Stored items:

_ _ _ _

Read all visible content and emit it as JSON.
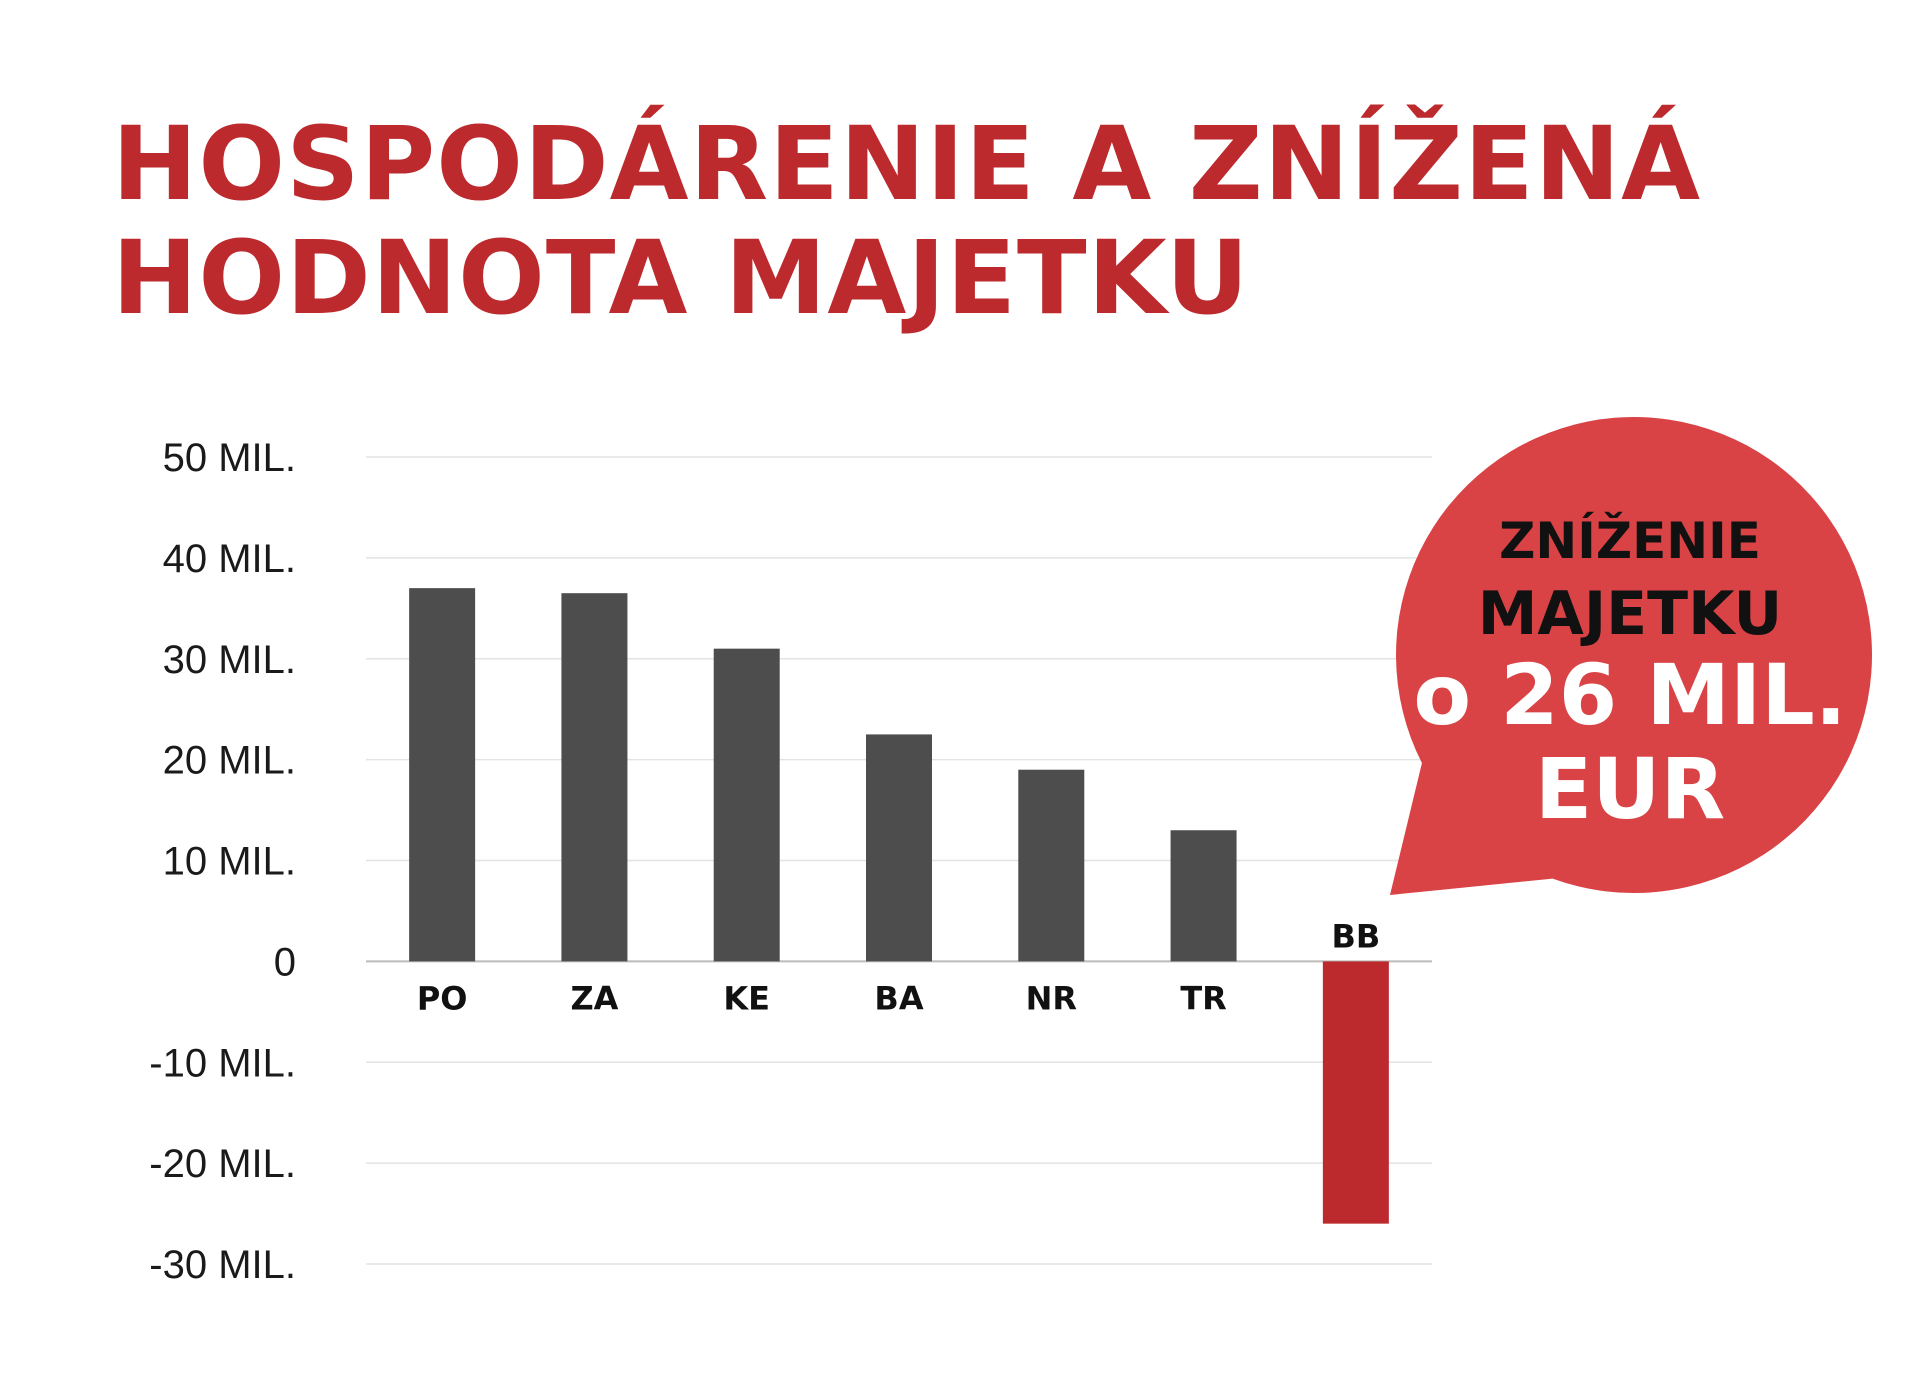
{
  "title_lines": [
    "HOSPODÁRENIE A ZNÍŽENÁ",
    "HODNOTA MAJETKU"
  ],
  "chart_data": {
    "type": "bar",
    "title": "HOSPODÁRENIE A ZNÍŽENÁ HODNOTA MAJETKU",
    "categories": [
      "PO",
      "ZA",
      "KE",
      "BA",
      "NR",
      "TR",
      "BB"
    ],
    "values": [
      37,
      36.5,
      31,
      22.5,
      19,
      13,
      -26
    ],
    "unit": "mil. EUR",
    "ylim": [
      -30,
      50
    ],
    "yticks": [
      50,
      40,
      30,
      20,
      10,
      0,
      -10,
      -20,
      -30
    ],
    "ytick_labels": [
      "50 MIL.",
      "40 MIL.",
      "30 MIL.",
      "20 MIL.",
      "10 MIL.",
      "0",
      "-10 MIL.",
      "-20 MIL.",
      "-30 MIL."
    ],
    "grid": true,
    "colors": {
      "positive": "#4d4d4d",
      "negative": "#bc2a2e",
      "grid": "#e3e3e3",
      "zero_line": "#bbbbbb"
    },
    "callout": {
      "target": "BB",
      "lines": [
        "ZNÍŽENIE",
        "MAJETKU",
        "o 26 MIL.",
        "EUR"
      ],
      "color": "#d94346"
    }
  }
}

_ _ _ _

_What to work on_
Exact duplication of all the records is required; pictures are omitted from the copy.

_Finished exercise_
Read all visible content and emit it as JSON.
{
  "title_lines": [
    "HOSPODÁRENIE A ZNÍŽENÁ",
    "HODNOTA MAJETKU"
  ],
  "chart_data": {
    "type": "bar",
    "title": "HOSPODÁRENIE A ZNÍŽENÁ HODNOTA MAJETKU",
    "categories": [
      "PO",
      "ZA",
      "KE",
      "BA",
      "NR",
      "TR",
      "BB"
    ],
    "values": [
      37,
      36.5,
      31,
      22.5,
      19,
      13,
      -26
    ],
    "unit": "mil. EUR",
    "ylim": [
      -30,
      50
    ],
    "yticks": [
      50,
      40,
      30,
      20,
      10,
      0,
      -10,
      -20,
      -30
    ],
    "ytick_labels": [
      "50 MIL.",
      "40 MIL.",
      "30 MIL.",
      "20 MIL.",
      "10 MIL.",
      "0",
      "-10 MIL.",
      "-20 MIL.",
      "-30 MIL."
    ],
    "grid": true,
    "colors": {
      "positive": "#4d4d4d",
      "negative": "#bc2a2e",
      "grid": "#e3e3e3",
      "zero_line": "#bbbbbb"
    },
    "callout": {
      "target": "BB",
      "lines": [
        "ZNÍŽENIE",
        "MAJETKU",
        "o 26 MIL.",
        "EUR"
      ],
      "color": "#d94346"
    }
  }
}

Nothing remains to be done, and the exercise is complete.